::: EXTRACTED MATERIAL

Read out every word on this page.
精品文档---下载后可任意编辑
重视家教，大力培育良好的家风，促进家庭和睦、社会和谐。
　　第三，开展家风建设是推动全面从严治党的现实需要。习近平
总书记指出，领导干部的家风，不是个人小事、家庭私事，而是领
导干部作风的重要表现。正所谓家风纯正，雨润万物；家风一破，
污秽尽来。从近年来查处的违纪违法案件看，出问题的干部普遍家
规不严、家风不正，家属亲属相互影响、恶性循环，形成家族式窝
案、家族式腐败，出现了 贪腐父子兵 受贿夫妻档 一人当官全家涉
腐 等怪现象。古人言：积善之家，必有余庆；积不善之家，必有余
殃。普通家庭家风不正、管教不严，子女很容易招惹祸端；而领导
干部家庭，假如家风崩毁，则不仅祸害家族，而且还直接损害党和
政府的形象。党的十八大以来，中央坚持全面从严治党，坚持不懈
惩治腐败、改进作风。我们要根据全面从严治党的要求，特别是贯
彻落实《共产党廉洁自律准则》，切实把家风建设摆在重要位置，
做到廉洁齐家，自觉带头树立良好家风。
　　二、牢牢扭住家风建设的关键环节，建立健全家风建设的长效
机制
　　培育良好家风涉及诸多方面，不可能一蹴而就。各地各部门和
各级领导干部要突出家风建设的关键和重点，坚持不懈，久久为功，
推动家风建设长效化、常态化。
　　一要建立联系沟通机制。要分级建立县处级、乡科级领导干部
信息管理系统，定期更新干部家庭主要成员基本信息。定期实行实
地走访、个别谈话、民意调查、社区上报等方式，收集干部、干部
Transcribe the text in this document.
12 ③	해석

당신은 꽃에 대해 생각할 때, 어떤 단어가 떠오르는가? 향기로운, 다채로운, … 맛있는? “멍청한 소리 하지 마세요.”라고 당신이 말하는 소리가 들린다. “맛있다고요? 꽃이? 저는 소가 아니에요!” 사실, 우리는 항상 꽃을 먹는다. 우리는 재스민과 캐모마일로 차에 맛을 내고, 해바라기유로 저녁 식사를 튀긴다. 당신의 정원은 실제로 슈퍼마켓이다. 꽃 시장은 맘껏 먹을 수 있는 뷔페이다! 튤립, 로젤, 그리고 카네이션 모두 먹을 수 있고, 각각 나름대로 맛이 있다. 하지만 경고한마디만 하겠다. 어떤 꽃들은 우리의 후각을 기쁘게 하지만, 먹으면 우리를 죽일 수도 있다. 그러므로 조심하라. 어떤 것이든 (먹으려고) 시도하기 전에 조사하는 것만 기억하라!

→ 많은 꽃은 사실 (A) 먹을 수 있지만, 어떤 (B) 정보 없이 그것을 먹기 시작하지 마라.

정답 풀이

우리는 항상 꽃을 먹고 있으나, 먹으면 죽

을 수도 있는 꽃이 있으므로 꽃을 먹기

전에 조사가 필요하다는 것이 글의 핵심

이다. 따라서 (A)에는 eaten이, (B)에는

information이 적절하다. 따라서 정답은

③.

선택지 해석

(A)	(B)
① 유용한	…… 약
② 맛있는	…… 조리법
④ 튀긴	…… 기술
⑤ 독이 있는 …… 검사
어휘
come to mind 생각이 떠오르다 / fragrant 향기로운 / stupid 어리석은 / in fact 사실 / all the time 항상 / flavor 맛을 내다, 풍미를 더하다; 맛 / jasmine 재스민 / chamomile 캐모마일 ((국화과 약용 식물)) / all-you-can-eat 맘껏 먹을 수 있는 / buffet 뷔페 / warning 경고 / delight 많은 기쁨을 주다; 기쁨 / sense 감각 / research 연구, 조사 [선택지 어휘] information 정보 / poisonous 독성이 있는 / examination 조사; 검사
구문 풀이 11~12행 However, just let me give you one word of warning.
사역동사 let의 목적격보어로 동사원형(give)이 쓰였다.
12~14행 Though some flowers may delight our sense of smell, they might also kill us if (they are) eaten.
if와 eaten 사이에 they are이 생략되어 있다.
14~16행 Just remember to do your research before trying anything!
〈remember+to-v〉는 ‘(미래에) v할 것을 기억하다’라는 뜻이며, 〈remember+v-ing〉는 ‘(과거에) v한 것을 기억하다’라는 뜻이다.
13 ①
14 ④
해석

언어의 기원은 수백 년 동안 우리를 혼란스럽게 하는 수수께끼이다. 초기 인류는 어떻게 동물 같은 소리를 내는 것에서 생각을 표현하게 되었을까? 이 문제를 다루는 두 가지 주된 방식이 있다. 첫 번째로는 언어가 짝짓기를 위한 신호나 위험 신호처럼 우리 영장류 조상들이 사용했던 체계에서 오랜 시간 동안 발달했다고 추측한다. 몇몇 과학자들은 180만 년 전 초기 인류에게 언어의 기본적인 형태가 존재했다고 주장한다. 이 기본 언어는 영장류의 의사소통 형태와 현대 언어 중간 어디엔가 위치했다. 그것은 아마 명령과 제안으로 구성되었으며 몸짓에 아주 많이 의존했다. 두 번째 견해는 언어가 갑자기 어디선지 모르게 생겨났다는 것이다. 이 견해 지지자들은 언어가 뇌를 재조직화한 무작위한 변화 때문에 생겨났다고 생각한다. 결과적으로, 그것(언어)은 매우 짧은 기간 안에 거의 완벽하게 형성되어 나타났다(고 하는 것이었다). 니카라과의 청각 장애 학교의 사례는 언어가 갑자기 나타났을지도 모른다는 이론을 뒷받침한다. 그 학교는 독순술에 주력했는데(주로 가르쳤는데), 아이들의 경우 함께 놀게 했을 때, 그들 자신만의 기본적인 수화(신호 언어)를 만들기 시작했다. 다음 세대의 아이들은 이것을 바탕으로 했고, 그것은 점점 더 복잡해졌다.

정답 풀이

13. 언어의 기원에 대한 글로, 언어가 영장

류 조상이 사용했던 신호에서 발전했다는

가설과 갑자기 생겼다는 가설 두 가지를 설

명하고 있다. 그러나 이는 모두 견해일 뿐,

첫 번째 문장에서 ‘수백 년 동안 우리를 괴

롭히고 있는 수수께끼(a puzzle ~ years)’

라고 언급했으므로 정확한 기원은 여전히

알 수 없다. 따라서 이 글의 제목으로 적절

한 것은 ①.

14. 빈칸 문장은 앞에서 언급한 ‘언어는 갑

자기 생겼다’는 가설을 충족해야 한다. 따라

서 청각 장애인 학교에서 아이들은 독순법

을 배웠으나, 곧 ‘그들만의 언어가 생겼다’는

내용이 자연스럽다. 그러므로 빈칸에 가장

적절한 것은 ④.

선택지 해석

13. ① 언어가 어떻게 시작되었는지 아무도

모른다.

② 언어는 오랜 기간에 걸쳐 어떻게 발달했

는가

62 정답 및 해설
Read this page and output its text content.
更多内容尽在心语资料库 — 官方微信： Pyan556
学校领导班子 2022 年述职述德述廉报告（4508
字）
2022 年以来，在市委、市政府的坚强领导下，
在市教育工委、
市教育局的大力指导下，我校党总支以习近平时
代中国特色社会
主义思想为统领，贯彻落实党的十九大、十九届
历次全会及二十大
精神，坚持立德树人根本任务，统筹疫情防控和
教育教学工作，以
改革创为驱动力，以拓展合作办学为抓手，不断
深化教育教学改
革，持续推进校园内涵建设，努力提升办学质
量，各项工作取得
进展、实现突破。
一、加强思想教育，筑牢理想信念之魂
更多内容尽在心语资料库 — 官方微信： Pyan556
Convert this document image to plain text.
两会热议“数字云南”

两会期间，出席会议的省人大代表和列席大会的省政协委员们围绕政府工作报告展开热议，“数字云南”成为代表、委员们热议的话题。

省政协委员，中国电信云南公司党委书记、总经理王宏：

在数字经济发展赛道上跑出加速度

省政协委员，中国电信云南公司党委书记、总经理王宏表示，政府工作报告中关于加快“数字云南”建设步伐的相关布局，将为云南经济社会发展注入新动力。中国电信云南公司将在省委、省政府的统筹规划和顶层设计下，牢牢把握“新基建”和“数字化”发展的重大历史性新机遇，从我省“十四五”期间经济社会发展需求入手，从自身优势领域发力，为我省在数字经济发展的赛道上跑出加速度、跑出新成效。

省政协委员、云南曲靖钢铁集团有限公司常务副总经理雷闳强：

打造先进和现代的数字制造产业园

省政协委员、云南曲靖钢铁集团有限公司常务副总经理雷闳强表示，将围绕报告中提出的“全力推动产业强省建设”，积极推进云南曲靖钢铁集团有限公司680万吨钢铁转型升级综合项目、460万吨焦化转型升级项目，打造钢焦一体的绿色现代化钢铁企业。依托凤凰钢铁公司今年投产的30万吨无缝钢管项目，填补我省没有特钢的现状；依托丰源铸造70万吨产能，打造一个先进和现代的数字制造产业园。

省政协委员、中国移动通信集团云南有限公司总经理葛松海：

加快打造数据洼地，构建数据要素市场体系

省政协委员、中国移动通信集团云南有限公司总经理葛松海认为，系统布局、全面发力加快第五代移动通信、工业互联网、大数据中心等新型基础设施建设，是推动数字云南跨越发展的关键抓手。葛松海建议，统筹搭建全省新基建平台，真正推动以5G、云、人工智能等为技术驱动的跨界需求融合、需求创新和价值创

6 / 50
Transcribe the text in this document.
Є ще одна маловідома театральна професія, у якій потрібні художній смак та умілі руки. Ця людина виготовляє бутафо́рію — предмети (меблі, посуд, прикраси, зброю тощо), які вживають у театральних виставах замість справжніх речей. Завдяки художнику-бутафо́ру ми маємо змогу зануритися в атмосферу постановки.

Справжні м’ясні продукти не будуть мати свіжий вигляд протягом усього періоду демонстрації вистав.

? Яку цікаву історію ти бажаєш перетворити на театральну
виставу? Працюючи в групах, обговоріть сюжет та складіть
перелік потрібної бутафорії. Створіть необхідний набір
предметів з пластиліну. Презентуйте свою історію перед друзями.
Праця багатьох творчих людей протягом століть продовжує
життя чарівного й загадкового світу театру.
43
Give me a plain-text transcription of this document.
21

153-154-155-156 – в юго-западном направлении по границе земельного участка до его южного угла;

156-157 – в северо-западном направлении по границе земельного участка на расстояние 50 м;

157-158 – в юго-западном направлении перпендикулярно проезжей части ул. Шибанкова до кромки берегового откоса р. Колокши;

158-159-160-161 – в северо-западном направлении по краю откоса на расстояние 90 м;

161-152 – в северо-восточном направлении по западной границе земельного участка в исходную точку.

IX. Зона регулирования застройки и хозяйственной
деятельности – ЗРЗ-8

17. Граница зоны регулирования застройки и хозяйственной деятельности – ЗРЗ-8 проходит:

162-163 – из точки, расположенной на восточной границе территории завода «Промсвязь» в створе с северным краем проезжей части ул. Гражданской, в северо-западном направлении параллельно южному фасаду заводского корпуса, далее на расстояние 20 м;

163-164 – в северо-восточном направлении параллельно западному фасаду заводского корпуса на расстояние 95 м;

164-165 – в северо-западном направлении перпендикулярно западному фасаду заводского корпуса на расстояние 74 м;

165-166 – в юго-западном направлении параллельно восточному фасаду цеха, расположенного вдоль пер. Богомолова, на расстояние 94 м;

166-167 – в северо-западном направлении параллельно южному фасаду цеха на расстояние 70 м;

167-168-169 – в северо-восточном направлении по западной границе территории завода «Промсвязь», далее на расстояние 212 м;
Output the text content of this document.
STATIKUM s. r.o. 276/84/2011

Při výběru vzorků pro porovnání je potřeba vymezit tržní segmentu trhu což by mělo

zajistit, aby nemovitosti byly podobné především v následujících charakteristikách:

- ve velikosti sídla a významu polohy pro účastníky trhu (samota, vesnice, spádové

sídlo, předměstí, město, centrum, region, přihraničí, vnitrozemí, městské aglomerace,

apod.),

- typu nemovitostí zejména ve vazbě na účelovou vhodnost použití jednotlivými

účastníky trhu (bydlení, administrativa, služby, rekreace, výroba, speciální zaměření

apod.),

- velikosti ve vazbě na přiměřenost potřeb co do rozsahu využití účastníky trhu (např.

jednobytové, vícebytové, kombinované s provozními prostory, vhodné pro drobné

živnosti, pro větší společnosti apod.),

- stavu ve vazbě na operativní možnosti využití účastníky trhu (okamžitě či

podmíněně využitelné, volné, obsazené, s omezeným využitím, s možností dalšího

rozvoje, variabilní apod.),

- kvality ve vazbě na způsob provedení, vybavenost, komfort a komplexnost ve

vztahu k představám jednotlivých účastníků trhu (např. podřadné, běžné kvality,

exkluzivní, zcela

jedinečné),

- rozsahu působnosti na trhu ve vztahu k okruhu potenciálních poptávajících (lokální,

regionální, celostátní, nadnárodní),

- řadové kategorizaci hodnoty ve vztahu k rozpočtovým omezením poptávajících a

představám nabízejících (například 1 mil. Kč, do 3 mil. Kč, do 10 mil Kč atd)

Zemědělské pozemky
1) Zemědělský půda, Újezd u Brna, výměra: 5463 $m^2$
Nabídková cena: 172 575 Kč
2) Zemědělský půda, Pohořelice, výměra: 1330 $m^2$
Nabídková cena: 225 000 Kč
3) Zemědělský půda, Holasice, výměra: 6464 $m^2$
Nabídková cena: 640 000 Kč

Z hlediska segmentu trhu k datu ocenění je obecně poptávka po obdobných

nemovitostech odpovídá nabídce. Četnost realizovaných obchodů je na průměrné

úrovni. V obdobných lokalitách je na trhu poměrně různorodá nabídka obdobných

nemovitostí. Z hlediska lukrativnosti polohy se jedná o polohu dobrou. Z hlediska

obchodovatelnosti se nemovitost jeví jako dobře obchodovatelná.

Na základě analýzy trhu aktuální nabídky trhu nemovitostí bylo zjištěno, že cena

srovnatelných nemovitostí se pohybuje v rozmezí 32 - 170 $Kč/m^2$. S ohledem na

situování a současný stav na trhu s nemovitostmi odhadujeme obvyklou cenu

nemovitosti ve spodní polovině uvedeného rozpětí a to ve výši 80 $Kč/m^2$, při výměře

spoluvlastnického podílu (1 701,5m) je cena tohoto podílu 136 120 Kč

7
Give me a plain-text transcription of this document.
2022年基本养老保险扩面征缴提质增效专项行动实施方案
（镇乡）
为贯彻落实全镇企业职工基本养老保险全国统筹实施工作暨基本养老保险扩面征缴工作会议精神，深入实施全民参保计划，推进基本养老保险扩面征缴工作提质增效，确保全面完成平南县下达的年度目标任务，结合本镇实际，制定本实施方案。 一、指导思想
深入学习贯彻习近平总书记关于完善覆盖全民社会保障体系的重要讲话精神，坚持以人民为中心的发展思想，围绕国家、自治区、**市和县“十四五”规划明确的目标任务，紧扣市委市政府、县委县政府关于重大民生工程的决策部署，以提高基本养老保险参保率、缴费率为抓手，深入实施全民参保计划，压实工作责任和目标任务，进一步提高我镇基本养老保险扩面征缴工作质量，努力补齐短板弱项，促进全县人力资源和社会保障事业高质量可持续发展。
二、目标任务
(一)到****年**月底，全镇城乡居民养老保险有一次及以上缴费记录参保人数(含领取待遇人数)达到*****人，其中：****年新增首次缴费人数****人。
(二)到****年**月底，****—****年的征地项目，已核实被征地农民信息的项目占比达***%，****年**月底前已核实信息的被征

::::::

__SET EXERCISE__
Only the number is wanted: how many lines in the data include the word "remember"?

__SOLUTION__
2